**The task**
Edit the lines from the first one through the line containing "candle xyxy=(792,126,798,191)", replacing "close-icon" with "dismiss-icon" and leaving everything else unchanged. Return only those lines.

**Data supplied**
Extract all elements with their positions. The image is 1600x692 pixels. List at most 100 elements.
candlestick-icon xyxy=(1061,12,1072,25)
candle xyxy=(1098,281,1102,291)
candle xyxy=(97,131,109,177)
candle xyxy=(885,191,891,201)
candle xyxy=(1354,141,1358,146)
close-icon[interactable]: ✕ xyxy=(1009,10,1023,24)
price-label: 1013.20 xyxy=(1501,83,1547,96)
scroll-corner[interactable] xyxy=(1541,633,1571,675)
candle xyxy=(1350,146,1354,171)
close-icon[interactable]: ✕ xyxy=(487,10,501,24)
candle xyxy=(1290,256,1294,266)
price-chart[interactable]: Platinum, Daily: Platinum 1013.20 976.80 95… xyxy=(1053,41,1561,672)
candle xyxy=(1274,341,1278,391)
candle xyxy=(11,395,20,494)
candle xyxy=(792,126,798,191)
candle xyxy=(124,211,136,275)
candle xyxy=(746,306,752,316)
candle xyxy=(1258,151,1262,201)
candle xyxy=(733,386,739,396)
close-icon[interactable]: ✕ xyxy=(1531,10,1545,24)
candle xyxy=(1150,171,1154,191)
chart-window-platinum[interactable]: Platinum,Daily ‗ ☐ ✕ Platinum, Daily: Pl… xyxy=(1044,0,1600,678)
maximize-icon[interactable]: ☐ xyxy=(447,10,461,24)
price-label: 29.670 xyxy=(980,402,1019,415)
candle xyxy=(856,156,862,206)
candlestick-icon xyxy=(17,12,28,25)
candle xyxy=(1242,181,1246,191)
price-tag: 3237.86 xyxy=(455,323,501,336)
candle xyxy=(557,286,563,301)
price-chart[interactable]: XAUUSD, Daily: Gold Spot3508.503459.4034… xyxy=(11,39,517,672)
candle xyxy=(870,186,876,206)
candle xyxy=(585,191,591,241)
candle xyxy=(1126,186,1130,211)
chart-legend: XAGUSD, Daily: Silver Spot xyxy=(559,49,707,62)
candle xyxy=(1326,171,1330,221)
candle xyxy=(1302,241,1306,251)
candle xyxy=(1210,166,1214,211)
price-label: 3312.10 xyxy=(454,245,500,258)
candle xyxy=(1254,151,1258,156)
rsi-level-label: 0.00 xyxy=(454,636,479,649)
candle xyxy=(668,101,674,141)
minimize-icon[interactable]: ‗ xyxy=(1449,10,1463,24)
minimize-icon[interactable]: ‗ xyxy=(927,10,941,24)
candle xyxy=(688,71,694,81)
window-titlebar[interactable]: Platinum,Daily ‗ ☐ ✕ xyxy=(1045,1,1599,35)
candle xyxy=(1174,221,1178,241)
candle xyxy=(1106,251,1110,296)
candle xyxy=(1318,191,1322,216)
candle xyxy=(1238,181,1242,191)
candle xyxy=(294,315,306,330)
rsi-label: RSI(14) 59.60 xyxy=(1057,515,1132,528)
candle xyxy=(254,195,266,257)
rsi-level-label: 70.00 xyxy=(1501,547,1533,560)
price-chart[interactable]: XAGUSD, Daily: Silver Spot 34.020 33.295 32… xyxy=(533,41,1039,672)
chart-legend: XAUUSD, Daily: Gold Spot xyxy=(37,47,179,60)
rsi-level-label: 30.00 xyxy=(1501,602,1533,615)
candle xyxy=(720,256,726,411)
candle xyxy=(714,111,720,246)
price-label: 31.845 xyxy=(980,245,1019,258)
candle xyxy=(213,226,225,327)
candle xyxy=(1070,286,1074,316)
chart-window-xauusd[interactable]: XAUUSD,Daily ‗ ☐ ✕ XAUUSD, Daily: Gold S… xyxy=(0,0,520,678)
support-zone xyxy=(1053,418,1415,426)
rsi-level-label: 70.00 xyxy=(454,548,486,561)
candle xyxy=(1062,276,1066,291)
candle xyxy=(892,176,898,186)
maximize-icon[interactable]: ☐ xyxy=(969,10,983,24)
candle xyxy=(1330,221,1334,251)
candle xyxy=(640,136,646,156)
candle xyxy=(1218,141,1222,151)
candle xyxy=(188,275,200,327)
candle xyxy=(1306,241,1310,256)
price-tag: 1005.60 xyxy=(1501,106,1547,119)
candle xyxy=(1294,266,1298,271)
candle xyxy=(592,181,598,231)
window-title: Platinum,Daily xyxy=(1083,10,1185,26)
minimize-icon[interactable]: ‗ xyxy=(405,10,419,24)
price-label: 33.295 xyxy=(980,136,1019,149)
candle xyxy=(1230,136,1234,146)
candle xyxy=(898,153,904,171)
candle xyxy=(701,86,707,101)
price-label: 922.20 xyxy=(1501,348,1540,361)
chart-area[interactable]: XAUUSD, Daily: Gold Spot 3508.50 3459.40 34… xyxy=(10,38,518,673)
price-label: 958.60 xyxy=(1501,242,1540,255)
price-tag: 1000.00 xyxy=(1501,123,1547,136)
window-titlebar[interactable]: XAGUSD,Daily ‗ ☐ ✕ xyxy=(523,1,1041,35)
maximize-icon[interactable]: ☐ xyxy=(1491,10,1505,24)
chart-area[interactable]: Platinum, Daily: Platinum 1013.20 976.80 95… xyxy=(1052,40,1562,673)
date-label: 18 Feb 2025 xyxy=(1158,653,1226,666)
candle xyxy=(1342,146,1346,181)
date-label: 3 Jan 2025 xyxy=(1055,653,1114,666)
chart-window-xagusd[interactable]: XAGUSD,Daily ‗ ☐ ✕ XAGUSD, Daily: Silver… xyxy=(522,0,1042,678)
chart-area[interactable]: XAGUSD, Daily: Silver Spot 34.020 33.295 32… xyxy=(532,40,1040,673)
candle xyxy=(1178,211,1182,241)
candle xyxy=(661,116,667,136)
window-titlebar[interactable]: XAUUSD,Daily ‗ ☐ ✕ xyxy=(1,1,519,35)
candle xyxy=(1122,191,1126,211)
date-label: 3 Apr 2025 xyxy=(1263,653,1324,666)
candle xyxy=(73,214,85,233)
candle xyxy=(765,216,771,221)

**Expected output**
Extract all elements with their positions. The image is 1600x692 pixels. List at most 100 elements.
candlestick-icon xyxy=(1061,12,1072,25)
candle xyxy=(1098,281,1102,291)
candle xyxy=(97,131,109,177)
candle xyxy=(885,191,891,201)
candle xyxy=(1354,141,1358,146)
dismiss-icon[interactable]: ✕ xyxy=(1009,10,1023,24)
price-label: 1013.20 xyxy=(1501,83,1547,96)
scroll-corner[interactable] xyxy=(1541,633,1571,675)
candle xyxy=(1350,146,1354,171)
dismiss-icon[interactable]: ✕ xyxy=(487,10,501,24)
candle xyxy=(1290,256,1294,266)
price-chart[interactable]: Platinum, Daily: Platinum 1013.20 976.80 95… xyxy=(1053,41,1561,672)
candle xyxy=(1274,341,1278,391)
candle xyxy=(11,395,20,494)
candle xyxy=(792,126,798,191)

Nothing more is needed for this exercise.